* START Information shown *

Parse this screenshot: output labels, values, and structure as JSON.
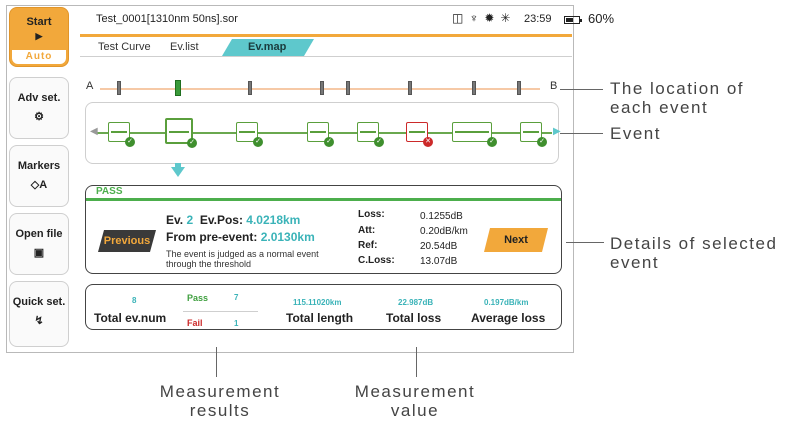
{
  "sidebar": {
    "start": {
      "label": "Start",
      "icon": "play-icon",
      "mode": "Auto"
    },
    "items": [
      {
        "label": "Adv set.",
        "icon": "gear-icon"
      },
      {
        "label": "Markers",
        "icon": "marker-diamond-icon",
        "suffix": "A"
      },
      {
        "label": "Open file",
        "icon": "folder-icon"
      },
      {
        "label": "Quick set.",
        "icon": "lightning-icon"
      }
    ]
  },
  "status": {
    "file": "Test_0001[1310nm 50ns].sor",
    "time": "23:59",
    "battery_pct": "60%",
    "battery_level": 0.6,
    "icons": [
      "lock-icon",
      "usb-icon",
      "sun-icon",
      "brightness-icon"
    ]
  },
  "tabs": [
    {
      "label": "Test Curve",
      "active": false
    },
    {
      "label": "Ev.list",
      "active": false
    },
    {
      "label": "Ev.map",
      "active": true
    }
  ],
  "event_map": {
    "start_label": "A",
    "end_label": "B"
  },
  "detail": {
    "status": "PASS",
    "ev_label": "Ev.",
    "ev_number": "2",
    "ev_pos_label": "Ev.Pos:",
    "ev_pos_value": "4.0218km",
    "from_pre_label": "From pre-event:",
    "from_pre_value": "2.0130km",
    "description": "The event is judged as a normal event through the threshold",
    "prev_label": "Previous",
    "next_label": "Next",
    "loss_label": "Loss:",
    "loss_value": "0.1255dB",
    "att_label": "Att:",
    "att_value": "0.20dB/km",
    "ref_label": "Ref:",
    "ref_value": "20.54dB",
    "closs_label": "C.Loss:",
    "closs_value": "13.07dB"
  },
  "summary": {
    "total_ev_num": "8",
    "total_ev_label": "Total ev.num",
    "pass_label": "Pass",
    "pass_count": "7",
    "fail_label": "Fail",
    "fail_count": "1",
    "total_length": "115.11020km",
    "total_length_label": "Total length",
    "total_loss": "22.987dB",
    "total_loss_label": "Total loss",
    "avg_loss": "0.197dB/km",
    "avg_loss_label": "Average loss"
  },
  "annotations": {
    "location": "The location of each event",
    "event": "Event",
    "details": "Details of selected event",
    "results": "Measurement results",
    "value": "Measurement value"
  }
}
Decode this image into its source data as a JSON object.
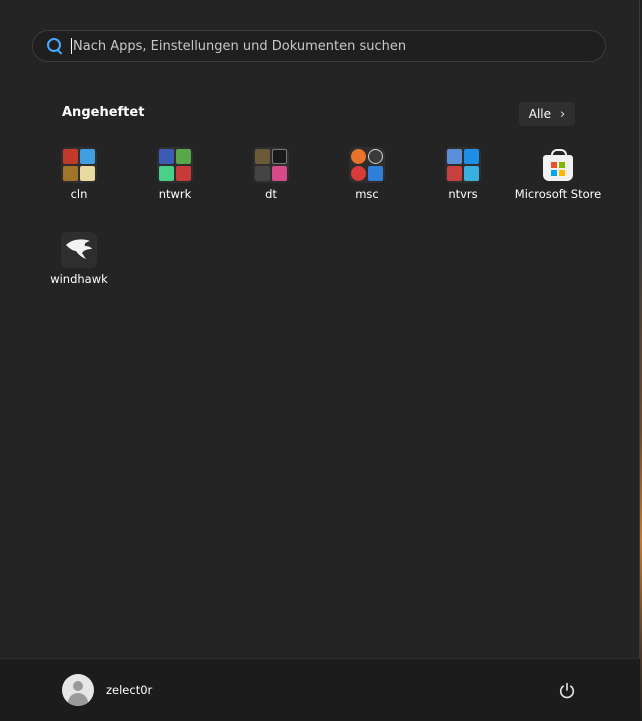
{
  "search": {
    "placeholder": "Nach Apps, Einstellungen und Dokumenten suchen"
  },
  "pinned": {
    "title": "Angeheftet",
    "all_label": "Alle",
    "apps": [
      {
        "label": "cln",
        "icon": "folder-group-icon"
      },
      {
        "label": "ntwrk",
        "icon": "folder-group-icon"
      },
      {
        "label": "dt",
        "icon": "folder-group-icon"
      },
      {
        "label": "msc",
        "icon": "folder-group-icon"
      },
      {
        "label": "ntvrs",
        "icon": "folder-group-icon"
      },
      {
        "label": "Microsoft Store",
        "icon": "microsoft-store-icon"
      },
      {
        "label": "windhawk",
        "icon": "windhawk-eagle-icon"
      }
    ]
  },
  "footer": {
    "user_name": "zelect0r",
    "power_icon": "power-icon"
  },
  "colors": {
    "accent": "#4aa8ff",
    "background": "#242424",
    "footer": "#1c1c1c"
  }
}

* END Information shown *

Restate the data above exactly, stripping out each image.

● **Finished task**:
Parse this screenshot: output labels, values, and structure as JSON.
{
  "sidebar": {
    "start": {
      "label": "Start",
      "icon": "play-icon",
      "mode": "Auto"
    },
    "items": [
      {
        "label": "Adv set.",
        "icon": "gear-icon"
      },
      {
        "label": "Markers",
        "icon": "marker-diamond-icon",
        "suffix": "A"
      },
      {
        "label": "Open file",
        "icon": "folder-icon"
      },
      {
        "label": "Quick set.",
        "icon": "lightning-icon"
      }
    ]
  },
  "status": {
    "file": "Test_0001[1310nm 50ns].sor",
    "time": "23:59",
    "battery_pct": "60%",
    "battery_level": 0.6,
    "icons": [
      "lock-icon",
      "usb-icon",
      "sun-icon",
      "brightness-icon"
    ]
  },
  "tabs": [
    {
      "label": "Test Curve",
      "active": false
    },
    {
      "label": "Ev.list",
      "active": false
    },
    {
      "label": "Ev.map",
      "active": true
    }
  ],
  "event_map": {
    "start_label": "A",
    "end_label": "B"
  },
  "detail": {
    "status": "PASS",
    "ev_label": "Ev.",
    "ev_number": "2",
    "ev_pos_label": "Ev.Pos:",
    "ev_pos_value": "4.0218km",
    "from_pre_label": "From pre-event:",
    "from_pre_value": "2.0130km",
    "description": "The event is judged as a normal event through the threshold",
    "prev_label": "Previous",
    "next_label": "Next",
    "loss_label": "Loss:",
    "loss_value": "0.1255dB",
    "att_label": "Att:",
    "att_value": "0.20dB/km",
    "ref_label": "Ref:",
    "ref_value": "20.54dB",
    "closs_label": "C.Loss:",
    "closs_value": "13.07dB"
  },
  "summary": {
    "total_ev_num": "8",
    "total_ev_label": "Total ev.num",
    "pass_label": "Pass",
    "pass_count": "7",
    "fail_label": "Fail",
    "fail_count": "1",
    "total_length": "115.11020km",
    "total_length_label": "Total length",
    "total_loss": "22.987dB",
    "total_loss_label": "Total loss",
    "avg_loss": "0.197dB/km",
    "avg_loss_label": "Average loss"
  },
  "annotations": {
    "location": "The location of each event",
    "event": "Event",
    "details": "Details of selected event",
    "results": "Measurement results",
    "value": "Measurement value"
  }
}
Decode this image into its source data as a JSON object.
{
  "search": {
    "placeholder": "Nach Apps, Einstellungen und Dokumenten suchen"
  },
  "pinned": {
    "title": "Angeheftet",
    "all_label": "Alle",
    "apps": [
      {
        "label": "cln",
        "icon": "folder-group-icon"
      },
      {
        "label": "ntwrk",
        "icon": "folder-group-icon"
      },
      {
        "label": "dt",
        "icon": "folder-group-icon"
      },
      {
        "label": "msc",
        "icon": "folder-group-icon"
      },
      {
        "label": "ntvrs",
        "icon": "folder-group-icon"
      },
      {
        "label": "Microsoft Store",
        "icon": "microsoft-store-icon"
      },
      {
        "label": "windhawk",
        "icon": "windhawk-eagle-icon"
      }
    ]
  },
  "footer": {
    "user_name": "zelect0r",
    "power_icon": "power-icon"
  },
  "colors": {
    "accent": "#4aa8ff",
    "background": "#242424",
    "footer": "#1c1c1c"
  }
}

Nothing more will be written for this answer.